[To be done] Locate the word "místy" in the entries below, then gather every line that holds it.

[Records for processing]
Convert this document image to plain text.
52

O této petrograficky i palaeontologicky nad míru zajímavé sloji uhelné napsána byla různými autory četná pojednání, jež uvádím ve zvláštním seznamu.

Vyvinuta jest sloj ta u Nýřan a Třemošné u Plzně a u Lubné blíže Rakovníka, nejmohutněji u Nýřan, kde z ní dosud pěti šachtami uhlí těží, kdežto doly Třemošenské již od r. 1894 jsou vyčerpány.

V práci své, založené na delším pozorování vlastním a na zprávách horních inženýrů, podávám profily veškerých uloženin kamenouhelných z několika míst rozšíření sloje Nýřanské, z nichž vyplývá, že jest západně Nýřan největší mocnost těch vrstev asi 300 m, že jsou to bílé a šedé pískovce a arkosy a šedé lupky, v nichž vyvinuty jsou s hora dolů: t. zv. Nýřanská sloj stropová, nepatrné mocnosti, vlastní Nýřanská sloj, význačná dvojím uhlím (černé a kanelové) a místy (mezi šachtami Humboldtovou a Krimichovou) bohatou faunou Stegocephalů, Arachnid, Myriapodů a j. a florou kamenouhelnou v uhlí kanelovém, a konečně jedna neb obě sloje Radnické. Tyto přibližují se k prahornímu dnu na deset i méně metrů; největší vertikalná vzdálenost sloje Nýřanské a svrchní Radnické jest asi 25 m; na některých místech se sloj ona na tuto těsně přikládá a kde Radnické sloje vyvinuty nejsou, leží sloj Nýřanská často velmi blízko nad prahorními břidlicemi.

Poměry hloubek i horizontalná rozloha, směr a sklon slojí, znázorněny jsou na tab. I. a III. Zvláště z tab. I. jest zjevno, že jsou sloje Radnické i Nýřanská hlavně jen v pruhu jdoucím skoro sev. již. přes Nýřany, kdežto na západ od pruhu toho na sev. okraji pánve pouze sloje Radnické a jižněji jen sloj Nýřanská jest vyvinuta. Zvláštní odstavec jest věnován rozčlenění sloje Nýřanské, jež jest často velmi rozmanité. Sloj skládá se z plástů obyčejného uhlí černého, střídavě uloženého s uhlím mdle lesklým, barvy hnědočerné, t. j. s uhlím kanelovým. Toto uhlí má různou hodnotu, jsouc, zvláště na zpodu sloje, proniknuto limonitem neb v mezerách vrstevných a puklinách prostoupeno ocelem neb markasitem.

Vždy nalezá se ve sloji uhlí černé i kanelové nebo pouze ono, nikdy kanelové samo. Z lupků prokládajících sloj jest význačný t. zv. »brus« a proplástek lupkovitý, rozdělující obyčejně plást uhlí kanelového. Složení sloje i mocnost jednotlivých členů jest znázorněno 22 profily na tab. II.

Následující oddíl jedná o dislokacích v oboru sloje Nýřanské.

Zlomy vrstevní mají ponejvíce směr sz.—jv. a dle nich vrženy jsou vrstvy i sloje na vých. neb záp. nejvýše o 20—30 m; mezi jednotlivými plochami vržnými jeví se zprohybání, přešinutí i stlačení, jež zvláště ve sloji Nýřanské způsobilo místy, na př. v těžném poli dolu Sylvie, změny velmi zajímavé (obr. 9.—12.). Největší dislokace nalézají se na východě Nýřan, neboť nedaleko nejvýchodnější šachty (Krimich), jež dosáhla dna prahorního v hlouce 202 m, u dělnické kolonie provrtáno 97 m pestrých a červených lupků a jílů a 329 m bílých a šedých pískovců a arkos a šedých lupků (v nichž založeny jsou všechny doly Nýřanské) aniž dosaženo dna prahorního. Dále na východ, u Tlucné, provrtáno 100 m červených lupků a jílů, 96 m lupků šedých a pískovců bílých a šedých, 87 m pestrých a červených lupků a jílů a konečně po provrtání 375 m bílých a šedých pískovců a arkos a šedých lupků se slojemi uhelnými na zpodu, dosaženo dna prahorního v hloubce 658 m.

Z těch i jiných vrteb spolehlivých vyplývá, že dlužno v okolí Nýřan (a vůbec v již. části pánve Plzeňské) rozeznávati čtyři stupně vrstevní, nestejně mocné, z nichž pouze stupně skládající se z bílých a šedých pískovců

[Solution for this problem]
V práci své, založené na delším pozorování vlastním a na zprávách horních inženýrů, podávám profily veškerých uloženin kamenouhelných z několika míst rozšíření sloje Nýřanské, z nichž vyplývá, že jest západně Nýřan největší mocnost těch vrstev asi 300 m, že jsou to bílé a šedé pískovce a arkosy a šedé lupky, v nichž vyvinuty jsou s hora dolů: t. zv. Nýřanská sloj stropová, nepatrné mocnosti, vlastní Nýřanská sloj, význačná dvojím uhlím (černé a kanelové) a místy (mezi šachtami Humboldtovou a Krimichovou) bohatou faunou Stegocephalů, Arachnid, Myriapodů a j. a florou kamenouhelnou v uhlí kanelovém, a konečně jedna neb obě sloje Radnické. Tyto přibližují se k prahornímu dnu na deset i méně metrů; největší vertikalná vzdálenost sloje Nýřanské a svrchní Radnické jest asi 25 m; na některých místech se sloj ona na tuto těsně přikládá a kde Radnické sloje vyvinuty nejsou, leží sloj Nýřanská často velmi blízko nad prahorními břidlicemi.
Zlomy vrstevní mají ponejvíce směr sz.—jv. a dle nich vrženy jsou vrstvy i sloje na vých. neb záp. nejvýše o 20—30 m; mezi jednotlivými plochami vržnými jeví se zprohybání, přešinutí i stlačení, jež zvláště ve sloji Nýřanské způsobilo místy, na př. v těžném poli dolu Sylvie, změny velmi zajímavé (obr. 9.—12.). Největší dislokace nalézají se na východě Nýřan, neboť nedaleko nejvýchodnější šachty (Krimich), jež dosáhla dna prahorního v hlouce 202 m, u dělnické kolonie provrtáno 97 m pestrých a červených lupků a jílů a 329 m bílých a šedých pískovců a arkos a šedých lupků (v nichž založeny jsou všechny doly Nýřanské) aniž dosaženo dna prahorního. Dále na východ, u Tlucné, provrtáno 100 m červených lupků a jílů, 96 m lupků šedých a pískovců bílých a šedých, 87 m pestrých a červených lupků a jílů a konečně po provrtání 375 m bílých a šedých pískovců a arkos a šedých lupků se slojemi uhelnými na zpodu, dosaženo dna prahorního v hloubce 658 m.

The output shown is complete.